- [Exercise input]
#####
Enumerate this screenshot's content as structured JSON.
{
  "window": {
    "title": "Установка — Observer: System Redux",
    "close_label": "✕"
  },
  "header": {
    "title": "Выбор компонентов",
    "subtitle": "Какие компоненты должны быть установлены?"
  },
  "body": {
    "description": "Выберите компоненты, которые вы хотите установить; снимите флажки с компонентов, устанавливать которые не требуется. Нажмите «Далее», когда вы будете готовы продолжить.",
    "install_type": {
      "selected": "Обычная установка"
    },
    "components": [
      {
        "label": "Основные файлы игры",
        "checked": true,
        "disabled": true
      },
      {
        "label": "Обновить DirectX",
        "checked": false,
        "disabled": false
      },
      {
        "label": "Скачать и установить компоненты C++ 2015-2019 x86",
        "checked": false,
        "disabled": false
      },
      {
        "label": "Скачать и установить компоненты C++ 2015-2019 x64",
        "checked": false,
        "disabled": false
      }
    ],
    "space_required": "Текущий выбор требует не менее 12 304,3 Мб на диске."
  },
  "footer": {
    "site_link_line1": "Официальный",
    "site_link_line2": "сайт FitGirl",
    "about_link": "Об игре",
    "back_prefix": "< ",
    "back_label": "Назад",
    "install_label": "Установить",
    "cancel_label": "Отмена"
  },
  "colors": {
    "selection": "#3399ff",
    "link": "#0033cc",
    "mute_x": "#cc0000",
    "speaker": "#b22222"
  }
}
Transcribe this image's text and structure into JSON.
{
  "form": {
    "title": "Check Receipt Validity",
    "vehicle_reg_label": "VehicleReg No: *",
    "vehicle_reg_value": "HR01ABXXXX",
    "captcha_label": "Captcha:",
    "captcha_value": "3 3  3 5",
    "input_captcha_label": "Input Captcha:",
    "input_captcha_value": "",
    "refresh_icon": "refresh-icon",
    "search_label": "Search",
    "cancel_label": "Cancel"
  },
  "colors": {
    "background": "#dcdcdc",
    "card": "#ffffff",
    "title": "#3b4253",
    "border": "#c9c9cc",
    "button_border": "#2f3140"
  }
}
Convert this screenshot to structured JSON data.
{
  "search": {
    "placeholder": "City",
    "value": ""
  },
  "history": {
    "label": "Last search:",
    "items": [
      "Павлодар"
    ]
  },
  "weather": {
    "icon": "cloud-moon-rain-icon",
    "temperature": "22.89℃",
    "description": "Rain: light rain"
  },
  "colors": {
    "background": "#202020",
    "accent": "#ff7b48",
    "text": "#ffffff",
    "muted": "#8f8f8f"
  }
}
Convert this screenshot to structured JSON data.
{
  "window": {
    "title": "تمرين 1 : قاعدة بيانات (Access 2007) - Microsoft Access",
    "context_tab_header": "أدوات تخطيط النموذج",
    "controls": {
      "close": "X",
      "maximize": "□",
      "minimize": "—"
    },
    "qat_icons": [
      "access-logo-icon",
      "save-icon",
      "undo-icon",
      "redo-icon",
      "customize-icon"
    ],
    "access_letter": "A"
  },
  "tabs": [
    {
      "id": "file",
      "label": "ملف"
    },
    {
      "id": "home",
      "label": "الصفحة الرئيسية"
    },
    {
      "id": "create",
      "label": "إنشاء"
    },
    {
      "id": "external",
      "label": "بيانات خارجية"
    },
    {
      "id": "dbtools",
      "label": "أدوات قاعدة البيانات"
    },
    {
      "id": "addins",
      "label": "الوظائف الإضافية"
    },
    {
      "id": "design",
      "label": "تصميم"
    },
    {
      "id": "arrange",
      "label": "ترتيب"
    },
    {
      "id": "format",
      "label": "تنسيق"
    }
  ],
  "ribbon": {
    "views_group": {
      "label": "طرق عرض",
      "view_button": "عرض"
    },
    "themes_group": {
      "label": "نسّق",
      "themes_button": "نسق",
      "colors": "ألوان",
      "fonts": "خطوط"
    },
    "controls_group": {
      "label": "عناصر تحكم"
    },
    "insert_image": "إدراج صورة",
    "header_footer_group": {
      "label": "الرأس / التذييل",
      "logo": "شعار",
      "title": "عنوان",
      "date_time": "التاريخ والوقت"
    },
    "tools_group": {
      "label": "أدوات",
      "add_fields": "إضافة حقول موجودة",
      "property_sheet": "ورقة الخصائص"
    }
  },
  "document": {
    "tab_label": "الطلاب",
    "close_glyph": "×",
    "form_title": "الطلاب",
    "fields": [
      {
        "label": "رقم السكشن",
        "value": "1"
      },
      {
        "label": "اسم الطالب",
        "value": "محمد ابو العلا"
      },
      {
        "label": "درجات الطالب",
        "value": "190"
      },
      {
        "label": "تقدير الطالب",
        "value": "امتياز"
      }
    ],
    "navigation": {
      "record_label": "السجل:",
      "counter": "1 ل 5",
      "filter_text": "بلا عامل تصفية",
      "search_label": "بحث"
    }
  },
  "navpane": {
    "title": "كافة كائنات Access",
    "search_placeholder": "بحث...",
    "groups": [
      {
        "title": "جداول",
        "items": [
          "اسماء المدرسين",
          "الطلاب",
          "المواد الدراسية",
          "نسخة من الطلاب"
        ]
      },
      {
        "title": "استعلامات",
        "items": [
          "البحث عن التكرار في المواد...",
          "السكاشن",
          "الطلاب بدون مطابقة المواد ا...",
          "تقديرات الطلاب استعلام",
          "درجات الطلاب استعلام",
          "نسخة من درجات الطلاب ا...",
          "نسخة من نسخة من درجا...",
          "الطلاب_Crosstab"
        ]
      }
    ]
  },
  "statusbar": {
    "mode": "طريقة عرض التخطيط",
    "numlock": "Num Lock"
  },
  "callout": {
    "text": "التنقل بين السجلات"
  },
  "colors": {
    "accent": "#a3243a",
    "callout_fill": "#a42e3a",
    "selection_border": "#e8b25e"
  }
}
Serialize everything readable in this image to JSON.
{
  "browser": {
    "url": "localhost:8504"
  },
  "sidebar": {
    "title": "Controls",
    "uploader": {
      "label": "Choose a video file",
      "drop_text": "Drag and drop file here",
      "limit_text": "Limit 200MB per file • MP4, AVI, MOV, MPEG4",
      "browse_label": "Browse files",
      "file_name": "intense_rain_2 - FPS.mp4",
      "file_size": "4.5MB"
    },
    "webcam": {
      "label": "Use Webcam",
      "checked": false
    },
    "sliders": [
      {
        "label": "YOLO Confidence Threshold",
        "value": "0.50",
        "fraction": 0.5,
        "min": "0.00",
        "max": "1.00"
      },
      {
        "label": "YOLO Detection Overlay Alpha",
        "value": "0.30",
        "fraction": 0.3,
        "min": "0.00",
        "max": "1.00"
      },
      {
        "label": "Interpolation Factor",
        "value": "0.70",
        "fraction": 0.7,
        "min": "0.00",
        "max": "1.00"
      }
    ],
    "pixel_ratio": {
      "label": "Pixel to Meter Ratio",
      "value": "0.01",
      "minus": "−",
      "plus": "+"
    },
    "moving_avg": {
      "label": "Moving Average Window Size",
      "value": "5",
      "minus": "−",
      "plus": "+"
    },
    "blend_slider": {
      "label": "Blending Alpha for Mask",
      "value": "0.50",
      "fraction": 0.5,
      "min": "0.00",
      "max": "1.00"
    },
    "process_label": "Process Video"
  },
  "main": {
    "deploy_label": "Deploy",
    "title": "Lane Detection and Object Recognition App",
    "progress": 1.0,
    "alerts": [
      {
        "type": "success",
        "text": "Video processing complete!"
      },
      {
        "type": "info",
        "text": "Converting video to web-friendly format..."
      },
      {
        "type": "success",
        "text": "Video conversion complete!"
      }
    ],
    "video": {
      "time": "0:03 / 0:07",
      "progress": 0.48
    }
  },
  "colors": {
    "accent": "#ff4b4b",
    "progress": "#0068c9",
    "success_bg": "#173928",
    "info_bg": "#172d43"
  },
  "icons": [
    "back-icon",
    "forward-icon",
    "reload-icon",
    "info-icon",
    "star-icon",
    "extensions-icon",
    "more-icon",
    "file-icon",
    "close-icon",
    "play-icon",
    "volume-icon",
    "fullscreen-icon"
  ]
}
#####
Work out how many lines of the data above contain the string "Скачать" and give the number alone.

- [Full output]
2